▶ _ENTRIES SHOWN_:
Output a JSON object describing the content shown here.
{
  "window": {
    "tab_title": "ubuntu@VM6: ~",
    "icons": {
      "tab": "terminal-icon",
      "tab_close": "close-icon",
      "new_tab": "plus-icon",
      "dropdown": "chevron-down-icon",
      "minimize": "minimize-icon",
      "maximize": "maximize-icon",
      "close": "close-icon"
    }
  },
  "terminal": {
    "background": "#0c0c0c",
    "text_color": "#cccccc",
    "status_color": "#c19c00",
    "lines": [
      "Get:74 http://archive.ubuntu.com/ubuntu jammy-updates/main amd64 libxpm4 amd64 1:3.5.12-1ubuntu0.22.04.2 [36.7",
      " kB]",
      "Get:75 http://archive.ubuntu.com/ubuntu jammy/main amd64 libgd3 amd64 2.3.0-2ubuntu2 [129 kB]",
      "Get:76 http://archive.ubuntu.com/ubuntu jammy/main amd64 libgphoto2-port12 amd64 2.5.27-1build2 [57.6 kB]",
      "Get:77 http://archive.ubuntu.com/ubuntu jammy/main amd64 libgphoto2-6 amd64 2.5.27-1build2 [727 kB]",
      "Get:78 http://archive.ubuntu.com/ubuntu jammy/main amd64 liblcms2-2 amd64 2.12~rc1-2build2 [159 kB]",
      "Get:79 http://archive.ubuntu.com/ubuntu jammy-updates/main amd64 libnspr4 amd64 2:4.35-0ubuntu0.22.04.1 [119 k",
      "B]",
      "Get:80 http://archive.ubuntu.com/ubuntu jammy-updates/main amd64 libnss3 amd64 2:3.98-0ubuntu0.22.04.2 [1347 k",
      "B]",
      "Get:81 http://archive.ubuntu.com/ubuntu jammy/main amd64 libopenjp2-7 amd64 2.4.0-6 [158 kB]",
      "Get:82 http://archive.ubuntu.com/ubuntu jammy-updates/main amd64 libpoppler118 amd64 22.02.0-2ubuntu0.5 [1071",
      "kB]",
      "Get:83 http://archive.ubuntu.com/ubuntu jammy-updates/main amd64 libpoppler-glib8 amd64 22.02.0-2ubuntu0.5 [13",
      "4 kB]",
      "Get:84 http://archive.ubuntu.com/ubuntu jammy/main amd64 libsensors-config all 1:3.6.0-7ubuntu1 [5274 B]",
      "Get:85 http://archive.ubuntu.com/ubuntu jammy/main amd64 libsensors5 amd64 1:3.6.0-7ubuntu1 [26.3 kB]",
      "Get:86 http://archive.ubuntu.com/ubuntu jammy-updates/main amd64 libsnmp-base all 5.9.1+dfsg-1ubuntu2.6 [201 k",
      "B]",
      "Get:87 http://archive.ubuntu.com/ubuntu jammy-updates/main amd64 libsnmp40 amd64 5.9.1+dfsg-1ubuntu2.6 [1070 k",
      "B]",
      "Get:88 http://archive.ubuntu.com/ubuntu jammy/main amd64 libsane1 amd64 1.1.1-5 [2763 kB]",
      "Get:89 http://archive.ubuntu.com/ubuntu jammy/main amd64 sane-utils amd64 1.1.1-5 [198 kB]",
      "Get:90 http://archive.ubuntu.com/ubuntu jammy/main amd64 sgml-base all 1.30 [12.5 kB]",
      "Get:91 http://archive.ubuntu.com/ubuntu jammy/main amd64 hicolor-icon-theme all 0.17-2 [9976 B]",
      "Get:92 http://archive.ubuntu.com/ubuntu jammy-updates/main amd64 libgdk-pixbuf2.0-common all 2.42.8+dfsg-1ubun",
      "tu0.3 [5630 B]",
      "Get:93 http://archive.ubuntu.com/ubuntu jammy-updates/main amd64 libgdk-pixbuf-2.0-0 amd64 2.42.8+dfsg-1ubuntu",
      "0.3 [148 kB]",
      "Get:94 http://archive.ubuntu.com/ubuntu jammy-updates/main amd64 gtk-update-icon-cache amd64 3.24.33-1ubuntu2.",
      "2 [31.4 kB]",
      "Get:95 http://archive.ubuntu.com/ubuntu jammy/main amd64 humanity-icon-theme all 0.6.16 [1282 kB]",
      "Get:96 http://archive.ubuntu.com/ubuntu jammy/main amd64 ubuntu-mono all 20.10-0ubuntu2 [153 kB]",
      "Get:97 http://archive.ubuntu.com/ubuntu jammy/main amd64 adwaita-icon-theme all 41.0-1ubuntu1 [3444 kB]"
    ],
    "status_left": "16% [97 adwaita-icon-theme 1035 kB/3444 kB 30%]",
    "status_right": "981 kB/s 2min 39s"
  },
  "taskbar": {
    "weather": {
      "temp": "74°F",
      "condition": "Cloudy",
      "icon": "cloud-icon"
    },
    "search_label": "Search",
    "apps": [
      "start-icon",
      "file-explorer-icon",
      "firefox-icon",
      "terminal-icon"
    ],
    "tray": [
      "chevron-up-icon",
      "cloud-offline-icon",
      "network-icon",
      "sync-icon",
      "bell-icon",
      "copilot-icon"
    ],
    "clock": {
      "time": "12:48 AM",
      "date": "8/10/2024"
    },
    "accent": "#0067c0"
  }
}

▶ _EXERCISE_:
Say how many lines of the data include the string "theme". Nothing other than the number should be given.

▶ _SOLVED PROBLEM_:
4